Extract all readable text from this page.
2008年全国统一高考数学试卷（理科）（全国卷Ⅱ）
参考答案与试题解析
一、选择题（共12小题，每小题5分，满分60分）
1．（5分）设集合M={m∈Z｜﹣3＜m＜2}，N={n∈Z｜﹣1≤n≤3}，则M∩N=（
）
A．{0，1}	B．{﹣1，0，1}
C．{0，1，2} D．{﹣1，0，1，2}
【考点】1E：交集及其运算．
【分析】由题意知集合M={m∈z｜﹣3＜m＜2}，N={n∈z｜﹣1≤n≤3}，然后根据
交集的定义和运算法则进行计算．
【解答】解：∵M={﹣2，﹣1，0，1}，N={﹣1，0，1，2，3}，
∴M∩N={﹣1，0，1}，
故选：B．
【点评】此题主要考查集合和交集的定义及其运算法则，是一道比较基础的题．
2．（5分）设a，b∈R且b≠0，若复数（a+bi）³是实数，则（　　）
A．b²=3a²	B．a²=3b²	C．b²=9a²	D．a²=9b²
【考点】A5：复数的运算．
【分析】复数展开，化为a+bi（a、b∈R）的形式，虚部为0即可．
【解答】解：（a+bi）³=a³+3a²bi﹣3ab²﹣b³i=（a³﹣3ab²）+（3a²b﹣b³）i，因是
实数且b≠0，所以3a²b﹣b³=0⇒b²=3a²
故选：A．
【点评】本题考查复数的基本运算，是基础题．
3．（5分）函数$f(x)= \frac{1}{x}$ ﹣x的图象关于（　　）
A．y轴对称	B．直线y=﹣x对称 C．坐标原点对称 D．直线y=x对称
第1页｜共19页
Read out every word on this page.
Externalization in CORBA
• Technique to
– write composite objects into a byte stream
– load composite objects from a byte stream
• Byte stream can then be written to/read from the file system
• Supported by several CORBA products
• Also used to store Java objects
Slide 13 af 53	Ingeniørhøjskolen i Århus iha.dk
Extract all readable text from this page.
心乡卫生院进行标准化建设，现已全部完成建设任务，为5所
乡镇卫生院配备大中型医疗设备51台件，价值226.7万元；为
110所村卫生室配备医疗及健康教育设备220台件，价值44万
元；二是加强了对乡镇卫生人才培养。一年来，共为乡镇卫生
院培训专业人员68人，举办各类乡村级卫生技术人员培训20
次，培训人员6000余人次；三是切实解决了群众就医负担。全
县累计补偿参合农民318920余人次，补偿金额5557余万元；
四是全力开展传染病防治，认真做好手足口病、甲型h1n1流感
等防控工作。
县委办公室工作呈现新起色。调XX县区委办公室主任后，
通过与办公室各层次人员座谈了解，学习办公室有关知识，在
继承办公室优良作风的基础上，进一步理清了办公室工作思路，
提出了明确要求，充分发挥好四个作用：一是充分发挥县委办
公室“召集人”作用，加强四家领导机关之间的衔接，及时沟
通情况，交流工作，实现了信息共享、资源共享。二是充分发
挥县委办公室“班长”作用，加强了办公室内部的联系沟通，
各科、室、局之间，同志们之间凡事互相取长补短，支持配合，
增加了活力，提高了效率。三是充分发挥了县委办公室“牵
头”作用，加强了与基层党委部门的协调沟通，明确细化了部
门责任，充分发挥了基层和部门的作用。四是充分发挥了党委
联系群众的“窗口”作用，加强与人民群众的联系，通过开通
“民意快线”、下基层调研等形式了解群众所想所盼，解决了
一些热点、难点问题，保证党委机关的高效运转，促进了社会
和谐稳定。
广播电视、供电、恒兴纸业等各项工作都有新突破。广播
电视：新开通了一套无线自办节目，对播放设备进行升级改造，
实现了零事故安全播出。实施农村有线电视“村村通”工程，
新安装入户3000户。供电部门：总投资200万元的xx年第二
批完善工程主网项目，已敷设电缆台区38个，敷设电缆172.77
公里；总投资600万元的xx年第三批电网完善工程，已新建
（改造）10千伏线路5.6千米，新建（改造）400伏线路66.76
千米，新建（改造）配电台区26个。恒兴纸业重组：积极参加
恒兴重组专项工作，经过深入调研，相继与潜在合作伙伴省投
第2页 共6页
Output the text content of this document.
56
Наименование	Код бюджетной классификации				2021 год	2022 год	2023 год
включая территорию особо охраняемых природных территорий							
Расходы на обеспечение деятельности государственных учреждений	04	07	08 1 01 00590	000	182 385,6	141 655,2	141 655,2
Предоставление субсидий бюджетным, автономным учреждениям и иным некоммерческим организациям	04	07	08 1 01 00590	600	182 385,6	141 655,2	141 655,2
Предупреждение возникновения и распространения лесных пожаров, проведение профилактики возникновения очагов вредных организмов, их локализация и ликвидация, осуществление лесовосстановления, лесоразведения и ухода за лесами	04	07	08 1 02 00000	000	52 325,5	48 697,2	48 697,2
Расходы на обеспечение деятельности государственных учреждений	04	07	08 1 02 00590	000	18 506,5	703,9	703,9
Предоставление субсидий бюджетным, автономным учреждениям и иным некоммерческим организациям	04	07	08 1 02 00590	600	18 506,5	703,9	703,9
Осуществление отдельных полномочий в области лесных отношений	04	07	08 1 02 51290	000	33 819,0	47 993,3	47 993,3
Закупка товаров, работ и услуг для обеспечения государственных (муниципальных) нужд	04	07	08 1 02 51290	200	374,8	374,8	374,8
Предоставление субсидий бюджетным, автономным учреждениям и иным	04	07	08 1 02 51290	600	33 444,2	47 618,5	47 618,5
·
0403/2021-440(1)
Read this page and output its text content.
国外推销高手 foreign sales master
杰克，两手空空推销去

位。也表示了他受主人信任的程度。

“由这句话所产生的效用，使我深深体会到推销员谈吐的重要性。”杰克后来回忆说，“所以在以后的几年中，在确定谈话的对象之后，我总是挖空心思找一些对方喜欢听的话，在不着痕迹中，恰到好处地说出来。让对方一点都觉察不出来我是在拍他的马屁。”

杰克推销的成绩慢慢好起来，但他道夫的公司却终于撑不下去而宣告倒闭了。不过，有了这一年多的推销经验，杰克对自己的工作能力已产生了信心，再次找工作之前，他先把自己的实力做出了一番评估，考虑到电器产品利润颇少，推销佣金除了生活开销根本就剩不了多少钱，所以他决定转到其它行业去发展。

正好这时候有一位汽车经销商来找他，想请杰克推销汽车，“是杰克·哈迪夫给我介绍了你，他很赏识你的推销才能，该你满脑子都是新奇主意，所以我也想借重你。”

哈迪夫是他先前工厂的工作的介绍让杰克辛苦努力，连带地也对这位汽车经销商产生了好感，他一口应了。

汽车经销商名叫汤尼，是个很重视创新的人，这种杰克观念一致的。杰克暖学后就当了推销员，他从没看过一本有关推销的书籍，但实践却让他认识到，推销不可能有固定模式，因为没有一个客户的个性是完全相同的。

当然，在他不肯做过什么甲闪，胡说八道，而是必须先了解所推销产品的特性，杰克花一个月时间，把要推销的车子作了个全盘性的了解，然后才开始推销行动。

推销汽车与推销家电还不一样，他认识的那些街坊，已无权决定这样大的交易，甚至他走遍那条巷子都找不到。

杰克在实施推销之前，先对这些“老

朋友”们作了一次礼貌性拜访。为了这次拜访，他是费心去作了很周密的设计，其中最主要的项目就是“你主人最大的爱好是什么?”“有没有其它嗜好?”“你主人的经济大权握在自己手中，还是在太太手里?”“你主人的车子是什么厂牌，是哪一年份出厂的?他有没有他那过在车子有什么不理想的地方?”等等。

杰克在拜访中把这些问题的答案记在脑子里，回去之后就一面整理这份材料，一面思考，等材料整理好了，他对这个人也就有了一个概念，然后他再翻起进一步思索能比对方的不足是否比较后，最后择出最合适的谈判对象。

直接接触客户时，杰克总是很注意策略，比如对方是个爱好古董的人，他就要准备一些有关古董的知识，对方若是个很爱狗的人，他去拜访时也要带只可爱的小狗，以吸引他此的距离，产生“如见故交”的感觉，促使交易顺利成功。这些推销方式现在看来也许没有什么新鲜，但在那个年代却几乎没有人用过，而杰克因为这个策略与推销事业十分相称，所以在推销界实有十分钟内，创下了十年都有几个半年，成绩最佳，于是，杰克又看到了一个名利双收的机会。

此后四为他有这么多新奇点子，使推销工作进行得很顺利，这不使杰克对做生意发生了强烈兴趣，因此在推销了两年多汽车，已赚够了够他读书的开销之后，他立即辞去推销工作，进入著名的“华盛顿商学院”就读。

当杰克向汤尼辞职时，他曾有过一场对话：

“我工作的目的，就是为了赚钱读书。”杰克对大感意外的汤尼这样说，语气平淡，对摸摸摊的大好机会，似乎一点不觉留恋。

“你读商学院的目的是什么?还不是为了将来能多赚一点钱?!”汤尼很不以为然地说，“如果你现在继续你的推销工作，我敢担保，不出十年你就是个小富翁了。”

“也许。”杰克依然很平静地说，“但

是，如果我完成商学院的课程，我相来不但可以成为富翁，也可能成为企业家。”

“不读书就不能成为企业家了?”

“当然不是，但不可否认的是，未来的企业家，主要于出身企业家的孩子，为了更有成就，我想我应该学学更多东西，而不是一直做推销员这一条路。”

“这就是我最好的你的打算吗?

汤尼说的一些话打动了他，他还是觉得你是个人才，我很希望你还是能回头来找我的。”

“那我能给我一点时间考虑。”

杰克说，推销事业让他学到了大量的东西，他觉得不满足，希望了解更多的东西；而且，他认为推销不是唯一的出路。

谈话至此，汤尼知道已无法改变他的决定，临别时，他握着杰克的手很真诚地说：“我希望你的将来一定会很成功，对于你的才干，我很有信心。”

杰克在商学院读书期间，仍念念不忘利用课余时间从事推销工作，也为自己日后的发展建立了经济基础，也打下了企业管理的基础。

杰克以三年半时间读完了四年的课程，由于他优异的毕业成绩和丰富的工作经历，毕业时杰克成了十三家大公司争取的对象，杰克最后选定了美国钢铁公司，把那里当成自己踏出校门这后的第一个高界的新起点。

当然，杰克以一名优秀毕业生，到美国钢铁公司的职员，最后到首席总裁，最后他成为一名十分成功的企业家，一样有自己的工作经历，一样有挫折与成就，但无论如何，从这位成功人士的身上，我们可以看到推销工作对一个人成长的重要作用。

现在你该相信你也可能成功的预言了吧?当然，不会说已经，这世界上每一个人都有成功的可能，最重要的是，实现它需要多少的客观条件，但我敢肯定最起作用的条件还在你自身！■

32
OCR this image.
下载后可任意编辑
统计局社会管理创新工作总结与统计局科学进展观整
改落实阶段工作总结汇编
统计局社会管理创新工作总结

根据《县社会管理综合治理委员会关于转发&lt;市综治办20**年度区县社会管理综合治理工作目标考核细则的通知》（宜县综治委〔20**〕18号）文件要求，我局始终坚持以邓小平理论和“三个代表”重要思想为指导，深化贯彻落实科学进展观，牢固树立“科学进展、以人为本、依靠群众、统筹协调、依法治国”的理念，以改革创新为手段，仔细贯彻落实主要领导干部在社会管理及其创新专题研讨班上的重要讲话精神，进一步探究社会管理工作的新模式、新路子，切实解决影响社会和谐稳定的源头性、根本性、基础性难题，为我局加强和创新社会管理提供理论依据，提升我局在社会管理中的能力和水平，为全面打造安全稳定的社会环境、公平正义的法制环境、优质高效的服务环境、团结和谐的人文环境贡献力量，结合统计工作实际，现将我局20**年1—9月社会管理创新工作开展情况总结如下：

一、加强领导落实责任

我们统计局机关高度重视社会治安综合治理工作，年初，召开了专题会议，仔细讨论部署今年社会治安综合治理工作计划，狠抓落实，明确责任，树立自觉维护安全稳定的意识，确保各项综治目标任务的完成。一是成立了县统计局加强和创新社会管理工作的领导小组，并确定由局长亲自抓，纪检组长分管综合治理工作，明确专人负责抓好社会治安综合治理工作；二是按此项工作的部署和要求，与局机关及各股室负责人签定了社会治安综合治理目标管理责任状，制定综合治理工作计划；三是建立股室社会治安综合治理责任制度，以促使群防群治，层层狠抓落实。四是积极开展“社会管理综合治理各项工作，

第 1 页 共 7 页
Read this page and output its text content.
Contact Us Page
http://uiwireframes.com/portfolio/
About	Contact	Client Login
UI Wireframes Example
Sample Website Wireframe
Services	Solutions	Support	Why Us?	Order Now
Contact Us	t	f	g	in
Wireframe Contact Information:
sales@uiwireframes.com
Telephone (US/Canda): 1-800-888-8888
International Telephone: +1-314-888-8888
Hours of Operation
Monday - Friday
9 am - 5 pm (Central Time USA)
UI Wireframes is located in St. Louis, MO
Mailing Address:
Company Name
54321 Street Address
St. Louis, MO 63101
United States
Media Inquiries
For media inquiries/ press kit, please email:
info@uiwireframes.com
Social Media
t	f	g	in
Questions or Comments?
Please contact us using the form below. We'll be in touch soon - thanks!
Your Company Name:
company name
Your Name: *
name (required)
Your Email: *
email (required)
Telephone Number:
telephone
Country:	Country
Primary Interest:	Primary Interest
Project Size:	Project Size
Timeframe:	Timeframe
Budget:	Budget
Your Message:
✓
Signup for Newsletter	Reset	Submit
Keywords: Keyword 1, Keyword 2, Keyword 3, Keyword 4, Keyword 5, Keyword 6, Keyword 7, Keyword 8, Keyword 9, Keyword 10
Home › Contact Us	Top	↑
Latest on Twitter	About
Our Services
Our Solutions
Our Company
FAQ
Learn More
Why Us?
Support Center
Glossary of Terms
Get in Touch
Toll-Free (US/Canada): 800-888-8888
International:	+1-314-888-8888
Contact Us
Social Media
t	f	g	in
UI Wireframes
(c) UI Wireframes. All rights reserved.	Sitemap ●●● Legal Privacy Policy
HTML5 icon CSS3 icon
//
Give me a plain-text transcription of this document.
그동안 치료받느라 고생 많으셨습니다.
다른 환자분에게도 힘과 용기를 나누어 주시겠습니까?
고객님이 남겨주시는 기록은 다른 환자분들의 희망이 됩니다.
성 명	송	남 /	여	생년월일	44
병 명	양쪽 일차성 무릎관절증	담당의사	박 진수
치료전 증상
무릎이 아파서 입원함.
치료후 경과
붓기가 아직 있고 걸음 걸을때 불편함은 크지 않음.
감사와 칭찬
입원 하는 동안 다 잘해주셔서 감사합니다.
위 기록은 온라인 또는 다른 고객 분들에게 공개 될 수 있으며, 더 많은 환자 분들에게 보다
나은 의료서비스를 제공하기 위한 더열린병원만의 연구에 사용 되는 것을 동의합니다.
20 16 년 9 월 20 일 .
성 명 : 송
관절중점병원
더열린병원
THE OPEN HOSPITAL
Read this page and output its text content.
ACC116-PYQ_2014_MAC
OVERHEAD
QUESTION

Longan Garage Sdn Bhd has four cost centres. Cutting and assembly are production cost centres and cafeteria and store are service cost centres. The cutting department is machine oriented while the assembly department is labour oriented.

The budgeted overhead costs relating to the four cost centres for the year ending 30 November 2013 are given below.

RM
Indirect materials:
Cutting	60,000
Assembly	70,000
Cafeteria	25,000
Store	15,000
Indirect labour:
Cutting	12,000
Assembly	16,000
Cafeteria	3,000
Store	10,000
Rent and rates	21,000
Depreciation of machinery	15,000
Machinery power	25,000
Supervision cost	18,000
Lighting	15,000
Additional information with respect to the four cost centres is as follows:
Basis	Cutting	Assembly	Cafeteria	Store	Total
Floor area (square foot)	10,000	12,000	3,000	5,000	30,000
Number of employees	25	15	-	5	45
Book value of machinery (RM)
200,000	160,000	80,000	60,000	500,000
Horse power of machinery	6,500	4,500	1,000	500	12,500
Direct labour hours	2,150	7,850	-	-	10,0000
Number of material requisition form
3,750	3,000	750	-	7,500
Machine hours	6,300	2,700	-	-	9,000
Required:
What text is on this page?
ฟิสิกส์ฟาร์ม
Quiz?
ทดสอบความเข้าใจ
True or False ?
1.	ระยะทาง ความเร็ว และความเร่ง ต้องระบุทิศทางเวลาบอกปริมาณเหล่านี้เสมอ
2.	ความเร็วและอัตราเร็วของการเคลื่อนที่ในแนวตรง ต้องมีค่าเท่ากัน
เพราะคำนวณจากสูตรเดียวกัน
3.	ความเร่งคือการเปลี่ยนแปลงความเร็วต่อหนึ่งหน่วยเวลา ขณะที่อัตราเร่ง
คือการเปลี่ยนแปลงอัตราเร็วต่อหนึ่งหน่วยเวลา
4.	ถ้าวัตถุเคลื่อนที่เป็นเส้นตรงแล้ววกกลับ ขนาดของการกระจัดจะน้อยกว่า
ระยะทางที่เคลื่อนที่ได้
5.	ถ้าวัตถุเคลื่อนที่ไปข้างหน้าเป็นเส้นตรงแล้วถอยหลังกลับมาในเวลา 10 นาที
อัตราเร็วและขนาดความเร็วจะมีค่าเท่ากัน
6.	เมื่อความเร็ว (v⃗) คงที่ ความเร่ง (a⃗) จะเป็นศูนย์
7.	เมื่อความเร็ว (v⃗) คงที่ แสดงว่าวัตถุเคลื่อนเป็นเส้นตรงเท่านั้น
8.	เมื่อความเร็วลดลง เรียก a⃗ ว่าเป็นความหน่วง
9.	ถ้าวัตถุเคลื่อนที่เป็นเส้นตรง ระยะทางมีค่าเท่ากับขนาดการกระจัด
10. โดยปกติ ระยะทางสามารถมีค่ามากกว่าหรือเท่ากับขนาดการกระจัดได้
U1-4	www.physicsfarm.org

····················

▶ _TASK DESCRIPTION_: Of the lines in this listing, report how many contain the string "Solutions", and give the number only.

▶ _PROBLEM SOLUTION_: 2